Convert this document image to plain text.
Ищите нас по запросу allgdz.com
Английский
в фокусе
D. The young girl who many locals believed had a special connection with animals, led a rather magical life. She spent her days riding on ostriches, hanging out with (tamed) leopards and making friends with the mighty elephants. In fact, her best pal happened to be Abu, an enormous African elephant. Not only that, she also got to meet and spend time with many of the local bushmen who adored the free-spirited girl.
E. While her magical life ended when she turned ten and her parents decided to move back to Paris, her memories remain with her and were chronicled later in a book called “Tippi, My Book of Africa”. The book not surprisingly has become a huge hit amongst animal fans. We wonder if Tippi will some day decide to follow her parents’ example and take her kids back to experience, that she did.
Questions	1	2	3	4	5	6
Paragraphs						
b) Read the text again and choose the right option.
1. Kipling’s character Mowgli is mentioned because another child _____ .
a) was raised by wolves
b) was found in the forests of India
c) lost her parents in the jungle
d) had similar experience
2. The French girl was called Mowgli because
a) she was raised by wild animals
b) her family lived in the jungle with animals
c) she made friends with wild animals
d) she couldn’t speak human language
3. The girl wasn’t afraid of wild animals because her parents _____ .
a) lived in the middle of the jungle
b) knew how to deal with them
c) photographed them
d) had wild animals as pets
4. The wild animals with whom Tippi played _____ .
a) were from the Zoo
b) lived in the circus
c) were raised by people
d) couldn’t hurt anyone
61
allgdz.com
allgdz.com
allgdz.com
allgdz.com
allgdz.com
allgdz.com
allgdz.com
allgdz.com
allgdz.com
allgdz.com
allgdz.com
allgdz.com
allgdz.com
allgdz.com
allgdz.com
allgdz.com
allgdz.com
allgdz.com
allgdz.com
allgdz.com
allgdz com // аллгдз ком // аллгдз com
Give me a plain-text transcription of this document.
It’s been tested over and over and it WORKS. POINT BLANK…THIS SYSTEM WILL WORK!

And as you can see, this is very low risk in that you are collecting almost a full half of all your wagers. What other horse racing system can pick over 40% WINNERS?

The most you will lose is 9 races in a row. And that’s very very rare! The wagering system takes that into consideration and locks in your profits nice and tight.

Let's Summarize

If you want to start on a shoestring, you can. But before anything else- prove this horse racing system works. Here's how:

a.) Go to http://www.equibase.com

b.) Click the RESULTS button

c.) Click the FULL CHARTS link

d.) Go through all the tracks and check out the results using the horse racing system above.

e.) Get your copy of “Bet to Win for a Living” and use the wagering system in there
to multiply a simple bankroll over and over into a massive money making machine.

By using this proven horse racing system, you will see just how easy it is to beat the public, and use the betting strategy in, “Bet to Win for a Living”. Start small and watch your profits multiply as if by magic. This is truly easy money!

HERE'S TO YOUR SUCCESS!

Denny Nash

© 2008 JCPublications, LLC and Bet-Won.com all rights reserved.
● ● ● ● ●
▶ [WHAT THIS TASK INVOLVES]
How many lines in the records above contain the word "animals"? Reply with the number alone.

▶ [FULL OUTPUT]
7